WRITTEN PROBLEM |
Copy out the entries in full and with complete accuracy; pictures are excluded.

GIVEN DATA |
★ ★ ★ ★

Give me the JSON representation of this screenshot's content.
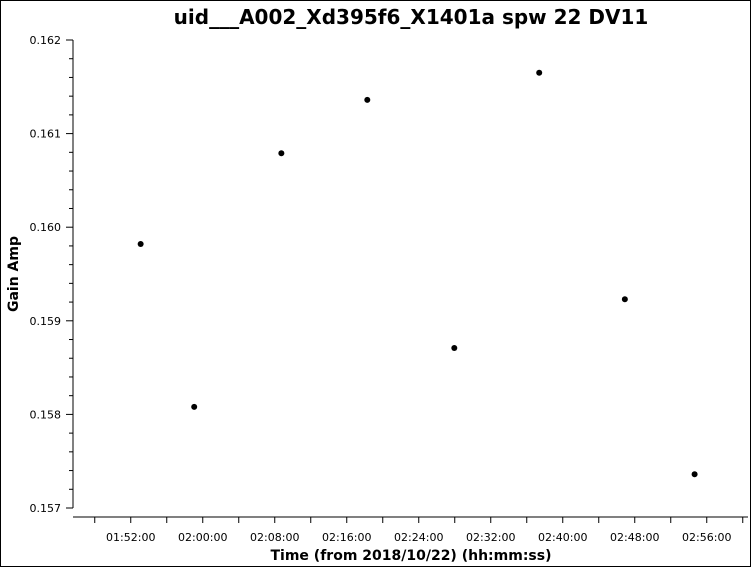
{
  "chart_data": {
    "type": "scatter",
    "title": "uid___A002_Xd395f6_X1401a spw 22 DV11",
    "xlabel": "Time (from 2018/10/22) (hh:mm:ss)",
    "ylabel": "Gain Amp",
    "x_tick_labels": [
      "01:52:00",
      "02:00:00",
      "02:08:00",
      "02:16:00",
      "02:24:00",
      "02:32:00",
      "02:40:00",
      "02:48:00",
      "02:56:00"
    ],
    "y_tick_labels": [
      "0.157",
      "0.158",
      "0.159",
      "0.160",
      "0.161",
      "0.162"
    ],
    "xlim": [
      "01:45:35",
      "03:00:35"
    ],
    "ylim": [
      0.157,
      0.162
    ],
    "grid": false,
    "marker_color": "#000000",
    "points": [
      {
        "x": "01:53:06",
        "y": 0.15982
      },
      {
        "x": "01:59:03",
        "y": 0.15808
      },
      {
        "x": "02:08:44",
        "y": 0.16079
      },
      {
        "x": "02:18:17",
        "y": 0.16136
      },
      {
        "x": "02:27:57",
        "y": 0.15871
      },
      {
        "x": "02:37:23",
        "y": 0.16165
      },
      {
        "x": "02:46:54",
        "y": 0.15923
      },
      {
        "x": "02:54:39",
        "y": 0.15736
      }
    ]
  }
}
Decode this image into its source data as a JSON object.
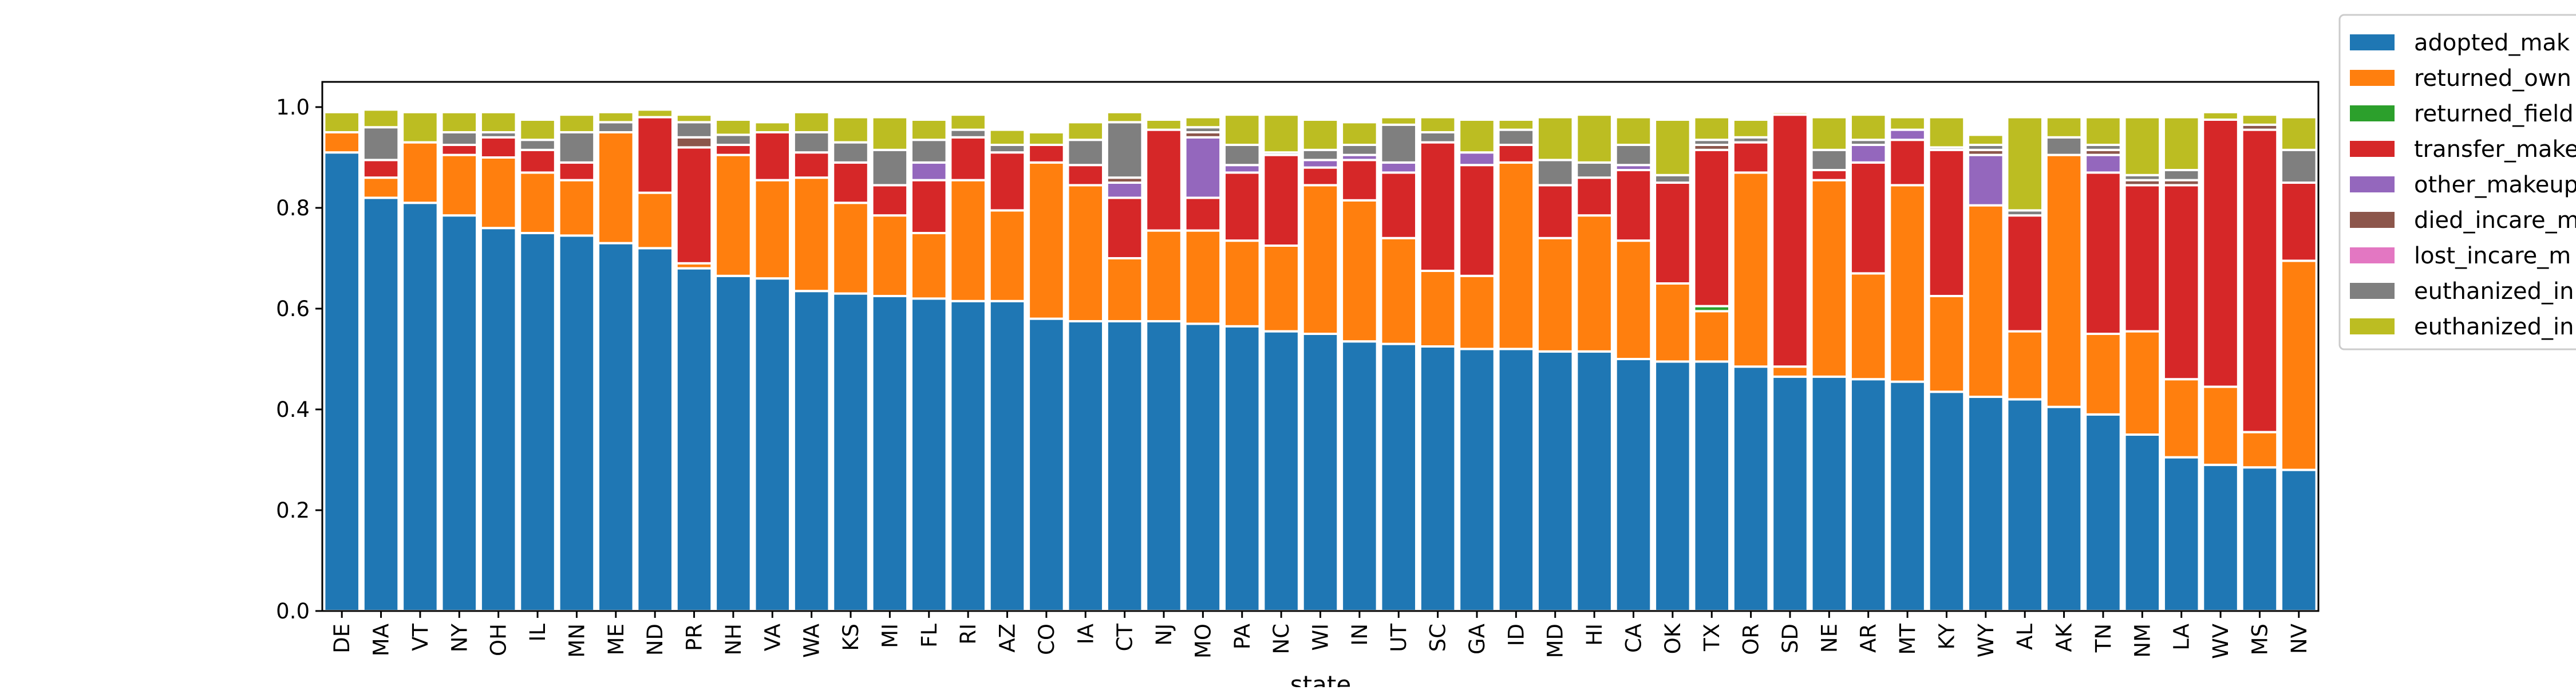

★ ★ ★ ★

THE RESPONSE |
Give me the JSON representation of this screenshot's content.
{
  "chart_data": {
    "type": "scatter",
    "title": "uid___A002_Xd395f6_X1401a spw 22 DV11",
    "xlabel": "Time (from 2018/10/22) (hh:mm:ss)",
    "ylabel": "Gain Amp",
    "x_tick_labels": [
      "01:52:00",
      "02:00:00",
      "02:08:00",
      "02:16:00",
      "02:24:00",
      "02:32:00",
      "02:40:00",
      "02:48:00",
      "02:56:00"
    ],
    "y_tick_labels": [
      "0.157",
      "0.158",
      "0.159",
      "0.160",
      "0.161",
      "0.162"
    ],
    "xlim": [
      "01:45:35",
      "03:00:35"
    ],
    "ylim": [
      0.157,
      0.162
    ],
    "grid": false,
    "marker_color": "#000000",
    "points": [
      {
        "x": "01:53:06",
        "y": 0.15982
      },
      {
        "x": "01:59:03",
        "y": 0.15808
      },
      {
        "x": "02:08:44",
        "y": 0.16079
      },
      {
        "x": "02:18:17",
        "y": 0.16136
      },
      {
        "x": "02:27:57",
        "y": 0.15871
      },
      {
        "x": "02:37:23",
        "y": 0.16165
      },
      {
        "x": "02:46:54",
        "y": 0.15923
      },
      {
        "x": "02:54:39",
        "y": 0.15736
      }
    ]
  }
}
Decode this image into its source data as a JSON object.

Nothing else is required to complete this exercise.